» Exercise description
Return each line holding the string "content".
_ _ _ _ _ _ _
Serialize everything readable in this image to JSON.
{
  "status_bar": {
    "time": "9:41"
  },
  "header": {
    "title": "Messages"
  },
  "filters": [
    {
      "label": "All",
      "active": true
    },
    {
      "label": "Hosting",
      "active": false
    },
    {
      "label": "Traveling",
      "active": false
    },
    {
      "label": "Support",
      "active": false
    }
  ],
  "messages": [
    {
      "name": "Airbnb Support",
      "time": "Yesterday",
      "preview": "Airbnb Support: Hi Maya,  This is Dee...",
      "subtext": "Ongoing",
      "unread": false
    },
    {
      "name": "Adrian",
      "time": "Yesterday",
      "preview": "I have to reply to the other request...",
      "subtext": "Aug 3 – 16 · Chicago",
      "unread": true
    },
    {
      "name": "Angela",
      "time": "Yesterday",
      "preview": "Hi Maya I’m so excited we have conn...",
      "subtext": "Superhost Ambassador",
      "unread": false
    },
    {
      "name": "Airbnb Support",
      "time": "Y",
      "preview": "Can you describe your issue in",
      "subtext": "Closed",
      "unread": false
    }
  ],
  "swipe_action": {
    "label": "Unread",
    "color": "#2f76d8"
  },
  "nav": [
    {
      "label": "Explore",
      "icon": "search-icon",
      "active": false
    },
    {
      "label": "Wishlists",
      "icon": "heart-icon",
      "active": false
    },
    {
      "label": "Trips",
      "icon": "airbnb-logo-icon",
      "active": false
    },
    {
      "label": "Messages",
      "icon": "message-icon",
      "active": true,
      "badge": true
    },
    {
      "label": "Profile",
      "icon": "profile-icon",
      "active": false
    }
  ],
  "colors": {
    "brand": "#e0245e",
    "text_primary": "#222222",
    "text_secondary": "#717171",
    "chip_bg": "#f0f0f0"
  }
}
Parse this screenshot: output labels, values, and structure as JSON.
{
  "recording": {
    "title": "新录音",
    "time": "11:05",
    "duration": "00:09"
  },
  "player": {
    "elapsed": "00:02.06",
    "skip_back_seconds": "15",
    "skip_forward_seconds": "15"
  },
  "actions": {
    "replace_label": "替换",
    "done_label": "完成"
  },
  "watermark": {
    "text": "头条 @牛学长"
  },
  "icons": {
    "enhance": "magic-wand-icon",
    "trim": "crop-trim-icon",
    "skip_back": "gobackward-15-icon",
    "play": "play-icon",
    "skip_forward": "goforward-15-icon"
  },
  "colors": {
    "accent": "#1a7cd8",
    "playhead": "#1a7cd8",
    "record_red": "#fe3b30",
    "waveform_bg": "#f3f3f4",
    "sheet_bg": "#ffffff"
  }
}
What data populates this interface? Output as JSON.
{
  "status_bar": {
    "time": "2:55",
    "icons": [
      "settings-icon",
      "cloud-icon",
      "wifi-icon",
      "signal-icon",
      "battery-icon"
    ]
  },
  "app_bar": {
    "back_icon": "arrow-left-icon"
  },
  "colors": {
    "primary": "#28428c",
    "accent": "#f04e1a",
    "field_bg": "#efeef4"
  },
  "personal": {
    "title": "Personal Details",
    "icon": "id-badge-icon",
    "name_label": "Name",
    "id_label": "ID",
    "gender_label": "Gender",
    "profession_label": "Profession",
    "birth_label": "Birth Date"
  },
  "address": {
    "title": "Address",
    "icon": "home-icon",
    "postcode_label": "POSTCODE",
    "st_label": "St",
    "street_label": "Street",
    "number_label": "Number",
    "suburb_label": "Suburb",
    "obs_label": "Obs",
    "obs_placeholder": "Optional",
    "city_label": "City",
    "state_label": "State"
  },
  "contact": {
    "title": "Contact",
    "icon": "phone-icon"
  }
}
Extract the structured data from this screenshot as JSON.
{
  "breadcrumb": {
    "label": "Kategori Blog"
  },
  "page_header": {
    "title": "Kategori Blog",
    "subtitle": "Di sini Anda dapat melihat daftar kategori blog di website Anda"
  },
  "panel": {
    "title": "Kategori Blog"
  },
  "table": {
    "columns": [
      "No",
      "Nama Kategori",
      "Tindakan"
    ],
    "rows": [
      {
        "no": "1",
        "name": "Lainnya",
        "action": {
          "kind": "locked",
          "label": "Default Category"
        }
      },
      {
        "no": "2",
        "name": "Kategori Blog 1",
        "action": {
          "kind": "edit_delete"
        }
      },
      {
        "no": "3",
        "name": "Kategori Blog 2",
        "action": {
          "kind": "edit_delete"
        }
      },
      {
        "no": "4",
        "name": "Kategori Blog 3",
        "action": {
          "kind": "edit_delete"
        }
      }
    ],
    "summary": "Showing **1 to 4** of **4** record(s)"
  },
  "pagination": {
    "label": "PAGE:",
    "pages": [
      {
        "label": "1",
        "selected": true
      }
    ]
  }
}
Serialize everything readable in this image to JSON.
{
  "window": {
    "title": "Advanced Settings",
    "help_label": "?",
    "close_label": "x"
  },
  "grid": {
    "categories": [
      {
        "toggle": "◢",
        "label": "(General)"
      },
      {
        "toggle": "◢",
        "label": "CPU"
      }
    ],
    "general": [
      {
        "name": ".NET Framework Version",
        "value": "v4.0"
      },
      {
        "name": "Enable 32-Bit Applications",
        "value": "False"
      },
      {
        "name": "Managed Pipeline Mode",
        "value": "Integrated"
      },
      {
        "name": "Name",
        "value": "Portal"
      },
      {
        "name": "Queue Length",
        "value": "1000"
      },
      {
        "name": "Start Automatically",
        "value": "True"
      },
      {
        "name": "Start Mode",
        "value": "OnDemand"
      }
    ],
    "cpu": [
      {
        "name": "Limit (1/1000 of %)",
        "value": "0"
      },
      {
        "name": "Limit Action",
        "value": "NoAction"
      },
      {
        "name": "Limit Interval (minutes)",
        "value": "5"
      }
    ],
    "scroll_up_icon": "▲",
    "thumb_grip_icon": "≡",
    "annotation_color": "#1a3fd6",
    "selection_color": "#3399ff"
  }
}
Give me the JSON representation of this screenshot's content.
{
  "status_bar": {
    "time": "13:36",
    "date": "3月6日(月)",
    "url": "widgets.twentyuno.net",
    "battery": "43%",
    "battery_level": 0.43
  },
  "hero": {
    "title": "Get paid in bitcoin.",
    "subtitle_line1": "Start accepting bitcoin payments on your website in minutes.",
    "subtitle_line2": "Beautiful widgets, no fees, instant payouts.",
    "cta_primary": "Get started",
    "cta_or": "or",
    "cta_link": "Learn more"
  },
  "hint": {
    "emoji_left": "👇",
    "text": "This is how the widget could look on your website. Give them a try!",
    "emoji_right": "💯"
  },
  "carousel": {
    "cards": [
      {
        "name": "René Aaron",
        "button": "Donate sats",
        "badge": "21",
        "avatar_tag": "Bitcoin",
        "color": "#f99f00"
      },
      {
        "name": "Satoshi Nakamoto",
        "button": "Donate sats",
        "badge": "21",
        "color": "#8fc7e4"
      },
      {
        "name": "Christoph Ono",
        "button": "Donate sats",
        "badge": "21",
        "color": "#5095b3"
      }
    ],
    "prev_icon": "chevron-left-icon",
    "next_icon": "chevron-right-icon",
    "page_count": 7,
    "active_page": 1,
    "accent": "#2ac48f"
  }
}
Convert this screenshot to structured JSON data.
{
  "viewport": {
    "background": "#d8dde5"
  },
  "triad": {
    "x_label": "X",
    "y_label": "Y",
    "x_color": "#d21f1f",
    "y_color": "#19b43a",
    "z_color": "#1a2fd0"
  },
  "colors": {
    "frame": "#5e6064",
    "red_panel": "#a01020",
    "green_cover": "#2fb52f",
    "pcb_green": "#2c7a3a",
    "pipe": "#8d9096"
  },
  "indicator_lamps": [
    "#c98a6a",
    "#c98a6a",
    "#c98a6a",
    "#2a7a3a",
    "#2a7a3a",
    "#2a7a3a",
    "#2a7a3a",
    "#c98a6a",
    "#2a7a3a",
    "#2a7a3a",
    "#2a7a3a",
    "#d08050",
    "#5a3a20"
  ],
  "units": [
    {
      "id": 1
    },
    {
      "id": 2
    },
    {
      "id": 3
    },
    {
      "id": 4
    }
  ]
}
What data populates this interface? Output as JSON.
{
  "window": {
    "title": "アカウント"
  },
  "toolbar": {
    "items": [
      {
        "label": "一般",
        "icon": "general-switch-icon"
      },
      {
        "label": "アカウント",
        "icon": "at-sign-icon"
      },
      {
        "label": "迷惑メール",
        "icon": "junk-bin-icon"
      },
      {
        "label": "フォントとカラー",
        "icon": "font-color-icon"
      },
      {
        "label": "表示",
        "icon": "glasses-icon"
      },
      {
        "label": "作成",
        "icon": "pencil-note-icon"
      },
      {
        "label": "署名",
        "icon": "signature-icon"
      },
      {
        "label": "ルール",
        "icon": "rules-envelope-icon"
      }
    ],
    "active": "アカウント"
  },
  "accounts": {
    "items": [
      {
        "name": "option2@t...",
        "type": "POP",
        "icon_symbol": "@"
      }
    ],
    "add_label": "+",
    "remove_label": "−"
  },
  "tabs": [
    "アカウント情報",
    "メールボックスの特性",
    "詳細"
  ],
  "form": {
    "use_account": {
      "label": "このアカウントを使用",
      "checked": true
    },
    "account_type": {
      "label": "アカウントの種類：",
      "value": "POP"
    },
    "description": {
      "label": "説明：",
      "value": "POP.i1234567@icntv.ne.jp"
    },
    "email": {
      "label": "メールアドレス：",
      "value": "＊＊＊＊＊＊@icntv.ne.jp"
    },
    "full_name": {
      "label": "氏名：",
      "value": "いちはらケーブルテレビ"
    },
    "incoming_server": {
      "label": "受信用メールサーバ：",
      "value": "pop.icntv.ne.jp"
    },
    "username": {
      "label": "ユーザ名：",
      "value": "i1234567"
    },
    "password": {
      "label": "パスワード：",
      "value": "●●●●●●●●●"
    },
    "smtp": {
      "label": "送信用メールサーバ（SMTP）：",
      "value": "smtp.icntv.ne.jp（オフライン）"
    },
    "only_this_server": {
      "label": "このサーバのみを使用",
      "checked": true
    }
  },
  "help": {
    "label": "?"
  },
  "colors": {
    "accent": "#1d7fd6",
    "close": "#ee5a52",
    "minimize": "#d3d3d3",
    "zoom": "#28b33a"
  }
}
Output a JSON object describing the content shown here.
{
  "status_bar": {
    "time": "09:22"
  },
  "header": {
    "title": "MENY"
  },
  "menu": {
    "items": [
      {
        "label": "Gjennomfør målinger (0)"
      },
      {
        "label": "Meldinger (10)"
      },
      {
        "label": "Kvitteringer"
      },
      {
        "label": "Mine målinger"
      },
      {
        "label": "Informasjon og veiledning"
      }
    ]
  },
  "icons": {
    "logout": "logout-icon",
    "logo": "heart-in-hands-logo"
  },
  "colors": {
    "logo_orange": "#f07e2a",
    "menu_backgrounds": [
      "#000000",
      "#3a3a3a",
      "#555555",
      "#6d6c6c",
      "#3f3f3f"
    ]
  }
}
_ _ _ _ _ _ _
» Exercise solution
Give me the JSON representation of this screenshot's content.
Output a JSON object describing the content shown here.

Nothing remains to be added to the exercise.